### Given instruction
Provide the count of lines that hold "трансферты" and no other output.

Recorded data:
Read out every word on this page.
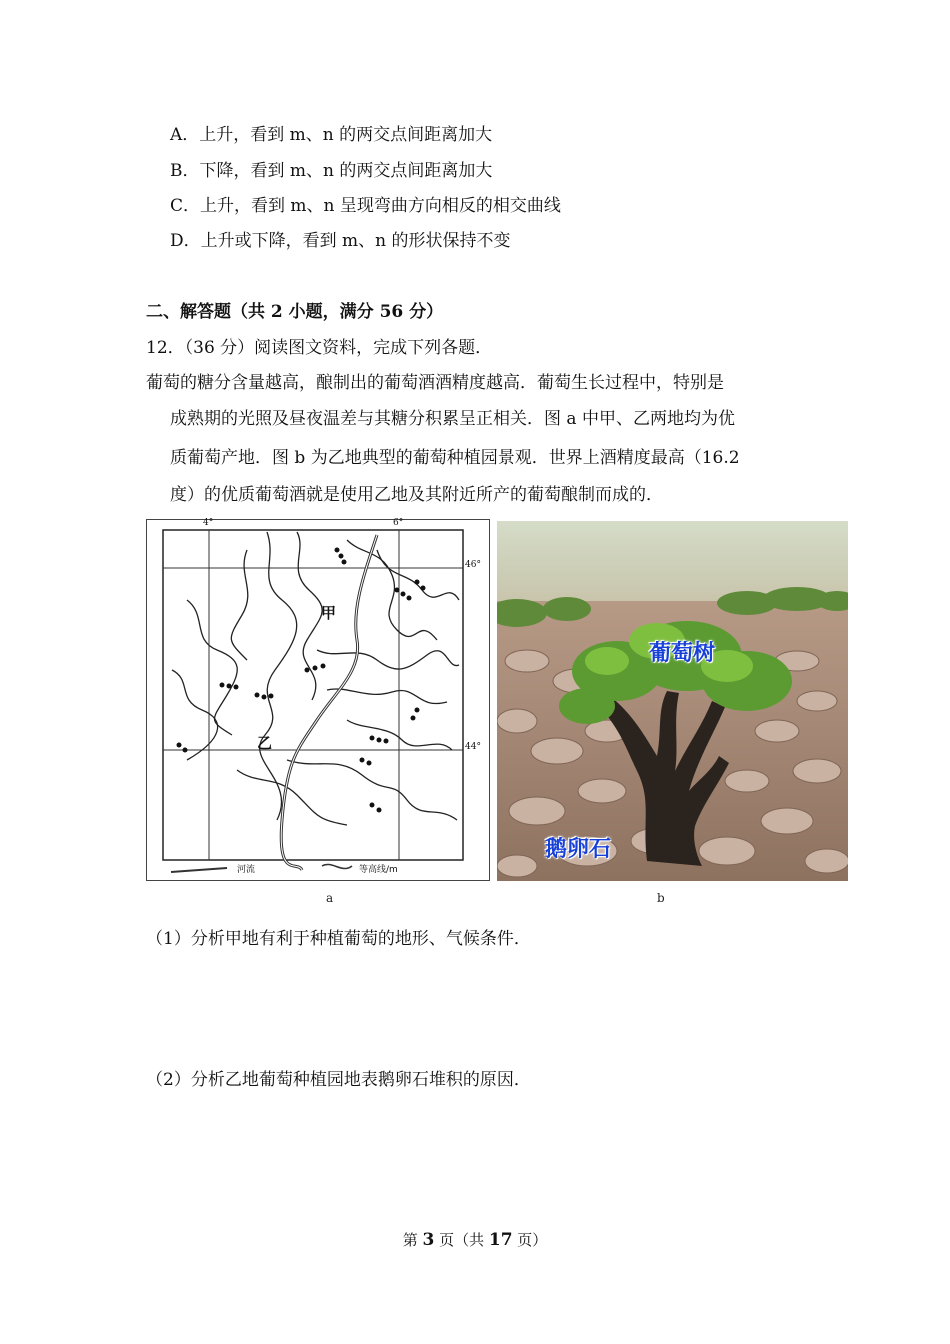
A．上升，看到 m、n 的两交点间距离加大
B．下降，看到 m、n 的两交点间距离加大
C．上升，看到 m、n 呈现弯曲方向相反的相交曲线
D．上升或下降，看到 m、n 的形状保持不变
二、解答题（共 2 小题，满分 56 分）
12．（36 分）阅读图文资料，完成下列各题．
葡萄的糖分含量越高，酿制出的葡萄酒酒精度越高．葡萄生长过程中，特别是
成熟期的光照及昼夜温差与其糖分积累呈正相关．图 a 中甲、乙两地均为优
质葡萄产地．图 b 为乙地典型的葡萄种植园景观．世界上酒精度最高（16.2
度）的优质葡萄酒就是使用乙地及其附近所产的葡萄酿制而成的．
甲
乙
4°	6°
46°
44°
河流	等高线/m
葡萄树
鹅卵石
a	b
（1）分析甲地有利于种植葡萄的地形、气候条件．
（2）分析乙地葡萄种植园地表鹅卵石堆积的原因．
第 3 页（共 17 页）
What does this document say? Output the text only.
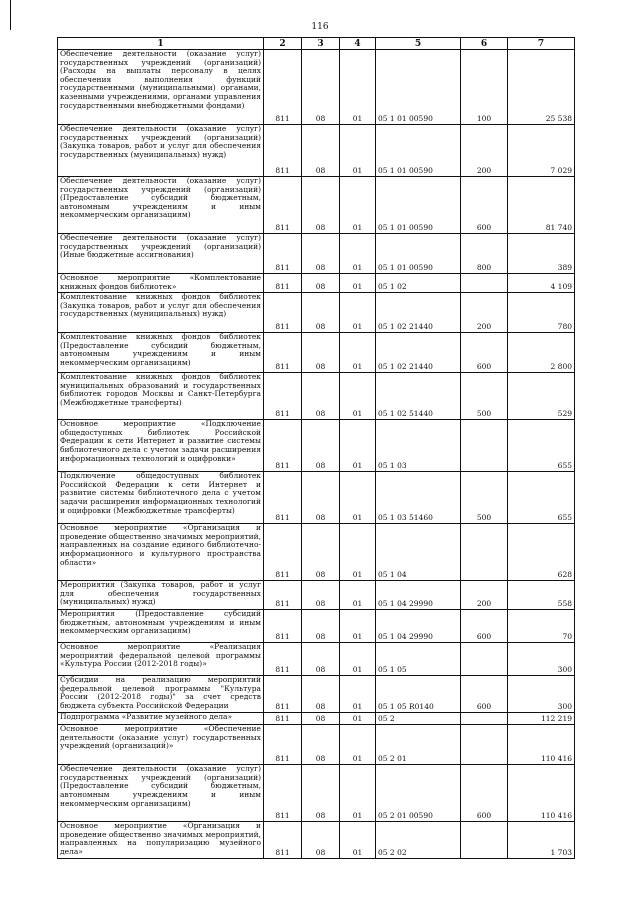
116
1	2	3	4	5	6	7
Обеспечение деятельности (оказание услуг) государственных учреждений (организаций) (Расходы на выплаты персоналу в целях обеспечения выполнения функций государственными (муниципальными) органами, казенными учреждениями, органами управления государственными внебюджетными фондами)	811	08	01	05 1 01 00590	100	25 538
Обеспечение деятельности (оказание услуг) государственных учреждений (организаций) (Закупка товаров, работ и услуг для обеспечения государственных (муниципальных) нужд)	811	08	01	05 1 01 00590	200	7 029
Обеспечение деятельности (оказание услуг) государственных учреждений (организаций) (Предоставление субсидий бюджетным, автономным учреждениям и иным некоммерческим организациям)	811	08	01	05 1 01 00590	600	81 740
Обеспечение деятельности (оказание услуг) государственных учреждений (организаций) (Иные бюджетные ассигнования)	811	08	01	05 1 01 00590	800	389
Основное мероприятие «Комплектование книжных фондов библиотек»	811	08	01	05 1 02		4 109
Комплектование книжных фондов библиотек (Закупка товаров, работ и услуг для обеспечения государственных (муниципальных) нужд)	811	08	01	05 1 02 21440	200	780
Комплектование книжных фондов библиотек (Предоставление субсидий бюджетным, автономным учреждениям и иным некоммерческим организациям)	811	08	01	05 1 02 21440	600	2 800
Комплектование книжных фондов библиотек муниципальных образований и государственных библиотек городов Москвы и Санкт-Петербурга (Межбюджетные трансферты)	811	08	01	05 1 02 51440	500	529
Основное мероприятие «Подключение общедоступных библиотек Российской Федерации к сети Интернет и развитие системы библиотечного дела с учетом задачи расширения информационных технологий и оцифровки»	811	08	01	05 1 03		655
Подключение общедоступных библиотек Российской Федерации к сети Интернет и развитие системы библиотечного дела с учетом задачи расширения информационных технологий и оцифровки (Межбюджетные трансферты)	811	08	01	05 1 03 51460	500	655
Основное мероприятие «Организация и проведение общественно значимых мероприятий, направленных на создание единого библиотечно-информационного и культурного пространства области»	811	08	01	05 1 04		628
Мероприятия (Закупка товаров, работ и услуг для обеспечения государственных (муниципальных) нужд)	811	08	01	05 1 04 29990	200	558
Мероприятия (Предоставление субсидий бюджетным, автономным учреждениям и иным некоммерческим организациям)	811	08	01	05 1 04 29990	600	70
Основное мероприятие «Реализация мероприятий федеральной целевой программы «Культура России (2012-2018 годы)»	811	08	01	05 1 05		300
Субсидии на реализацию мероприятий федеральной целевой программы "Культура России (2012-2018 годы)" за счет средств бюджета субъекта Российской Федерации	811	08	01	05 1 05 R0140	600	300
Подпрограмма «Развитие музейного дела»	811	08	01	05 2		112 219
Основное мероприятие «Обеспечение деятельности (оказание услуг) государственных учреждений (организаций)»	811	08	01	05 2 01		110 416
Обеспечение деятельности (оказание услуг) государственных учреждений (организаций) (Предоставление субсидий бюджетным, автономным учреждениям и иным некоммерческим организациям)	811	08	01	05 2 01 00590	600	110 416
Основное мероприятие «Организация и проведение общественно значимых мероприятий, направленных на популяризацию музейного дела»	811	08	01	05 2 02		1 703
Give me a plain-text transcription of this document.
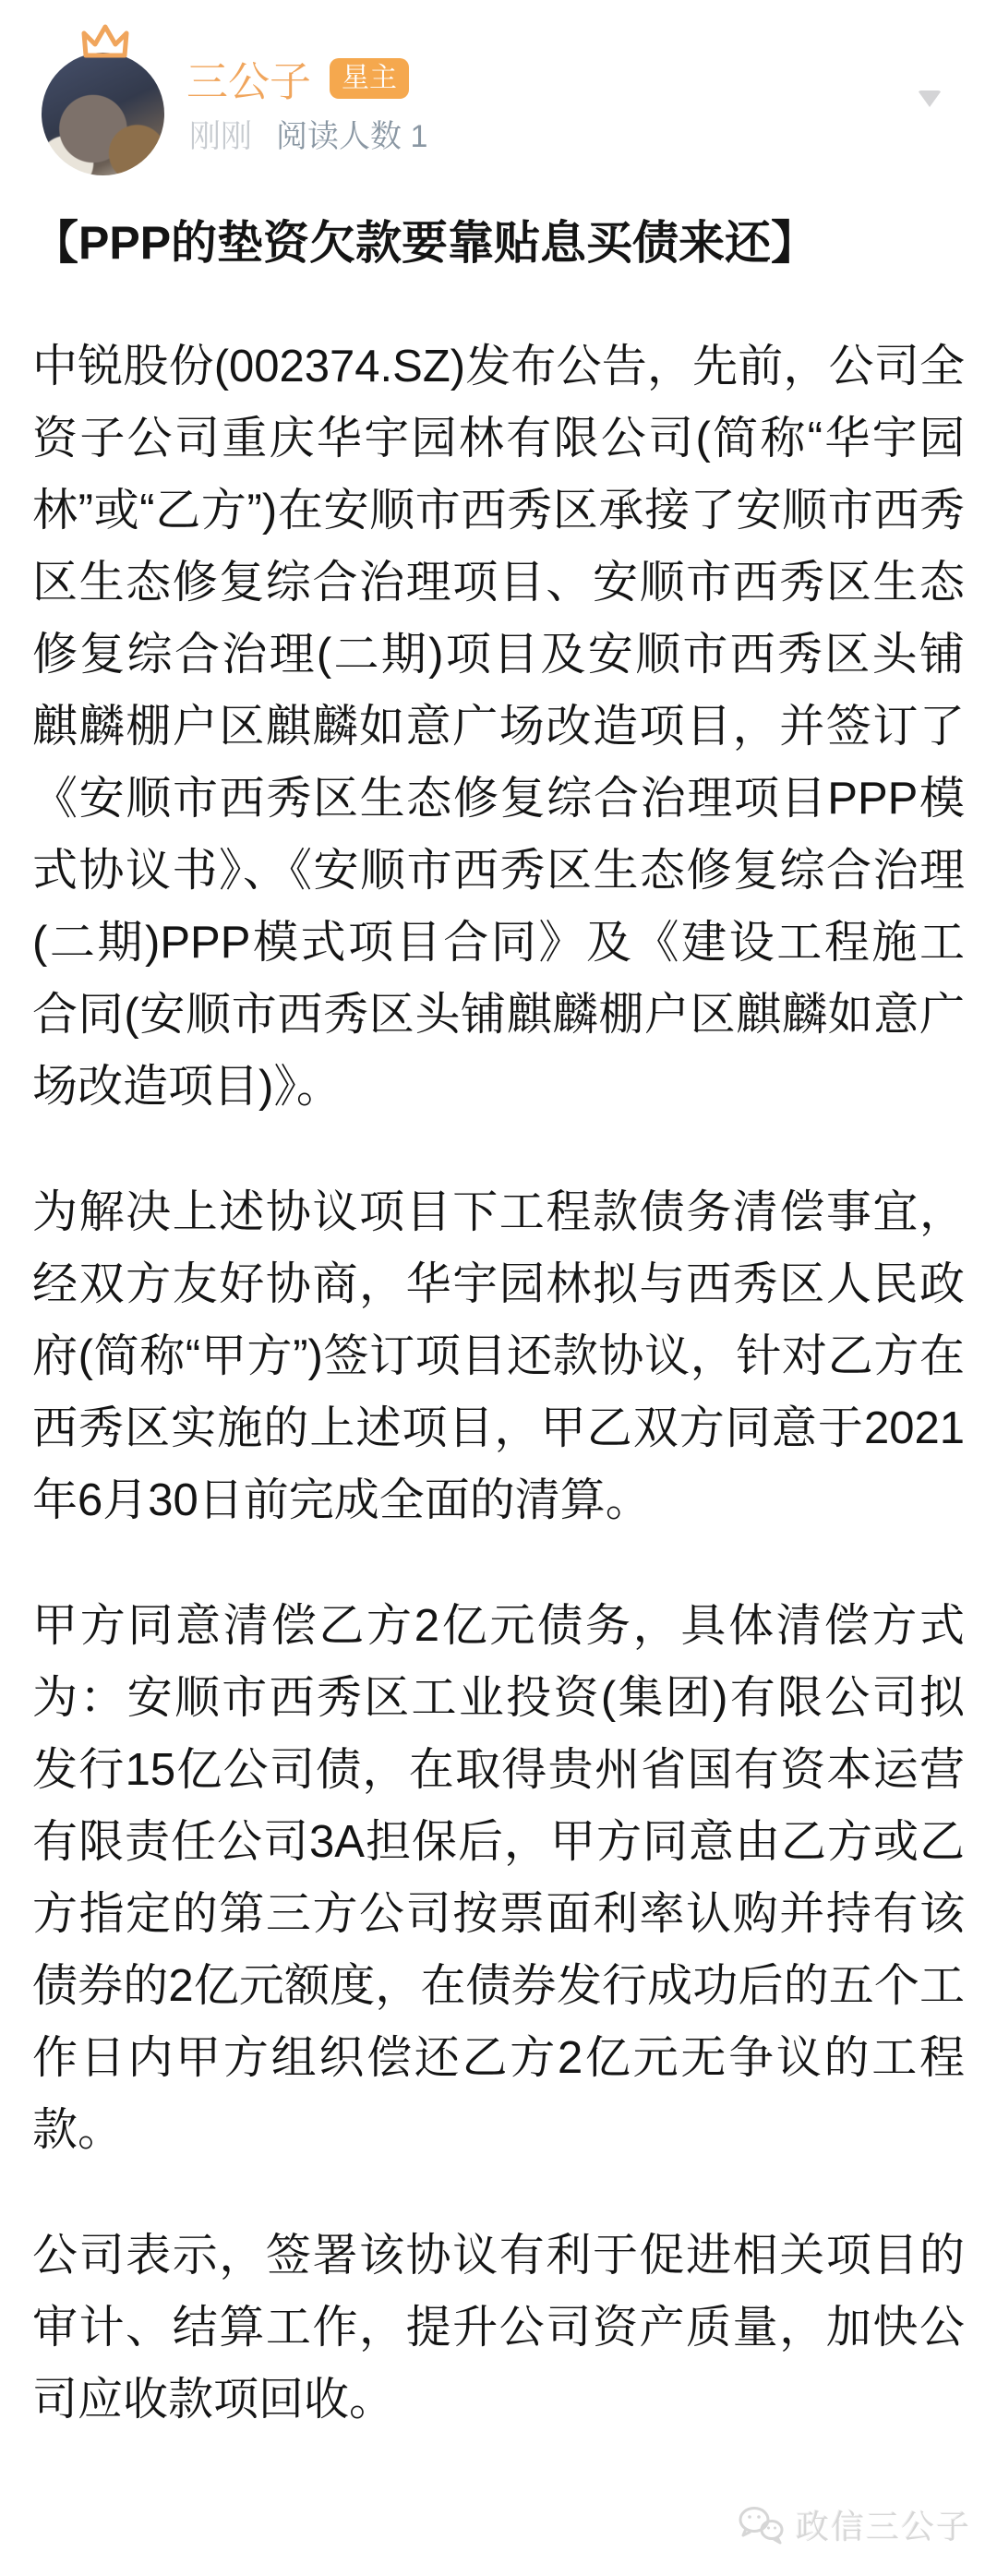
三公子	星主
刚刚 阅读人数 1
【PPP的垫资欠款要靠贴息买债来还】

中锐股份(002374.SZ)发布公告，先前，公司全资子公司重庆华宇园林有限公司(简称“华宇园林”或“乙方”)在安顺市西秀区承接了安顺市西秀区生态修复综合治理项目、安顺市西秀区生态修复综合治理(二期)项目及安顺市西秀区头铺麒麟棚户区麒麟如意广场改造项目，并签订了《安顺市西秀区生态修复综合治理项目PPP模式协议书》、《安顺市西秀区生态修复综合治理(二期)PPP模式项目合同》及《建设工程施工合同(安顺市西秀区头铺麒麟棚户区麒麟如意广场改造项目)》。

为解决上述协议项目下工程款债务清偿事宜，经双方友好协商，华宇园林拟与西秀区人民政府(简称“甲方”)签订项目还款协议，针对乙方在西秀区实施的上述项目，甲乙双方同意于2021年6月30日前完成全面的清算。

甲方同意清偿乙方2亿元债务，具体清偿方式为：安顺市西秀区工业投资(集团)有限公司拟发行15亿公司债，在取得贵州省国有资本运营有限责任公司3A担保后，甲方同意由乙方或乙方指定的第三方公司按票面利率认购并持有该债券的2亿元额度，在债券发行成功后的五个工作日内甲方组织偿还乙方2亿元无争议的工程款。

公司表示，签署该协议有利于促进相关项目的审计、结算工作，提升公司资产质量，加快公司应收款项回收。

政信三公子
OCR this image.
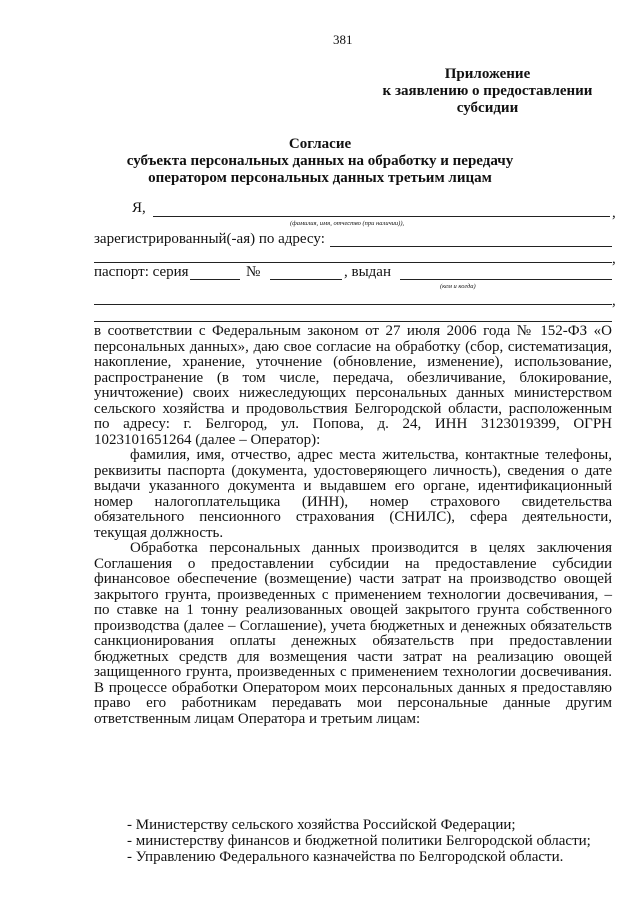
381
Приложение
к заявлению о предоставлении
субсидии
Согласие
субъекта персональных данных на обработку и передачу
оператором персональных данных третьим лицам
Я,	,
(фамилия, имя, отчество (при наличии)),
зарегистрированный(-ая) по адресу:
,
паспорт: серия	№	, выдан
(кем и когда)
,

в соответствии с Федеральным законом от 27 июля 2006 года № 152-ФЗ «О персональных данных», даю свое согласие на обработку (сбор, систематизация, накопление, хранение, уточнение (обновление, изменение), использование, распространение (в том числе, передача, обезличивание, блокирование, уничтожение) своих нижеследующих персональных данных министерством сельского хозяйства и продовольствия Белгородской области, расположенным по адресу: г. Белгород, ул. Попова, д. 24, ИНН 3123019399, ОГРН 1023101651264 (далее – Оператор):

фамилия, имя, отчество, адрес места жительства, контактные телефоны, реквизиты паспорта (документа, удостоверяющего личность), сведения о дате выдачи указанного документа и выдавшем его органе, идентификационный номер налогоплательщика (ИНН), номер страхового свидетельства обязательного пенсионного страхования (СНИЛС), сфера деятельности, текущая должность.

Обработка персональных данных производится в целях заключения Соглашения о предоставлении субсидии на предоставление субсидии финансовое обеспечение (возмещение) части затрат на производство овощей закрытого грунта, произведенных с применением технологии досвечивания, – по ставке на 1 тонну реализованных овощей закрытого грунта собственного производства (далее – Соглашение), учета бюджетных и денежных обязательств санкционирования оплаты денежных обязательств при предоставлении бюджетных средств для возмещения части затрат на реализацию овощей защищенного грунта, произведенных с применением технологии досвечивания. В процессе обработки Оператором моих персональных данных я предоставляю право его работникам передавать мои персональные данные другим ответственным лицам Оператора и третьим лицам:

- Министерству сельского хозяйства Российской Федерации;
- министерству финансов и бюджетной политики Белгородской области;
- Управлению Федерального казначейства по Белгородской области.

### Task result
2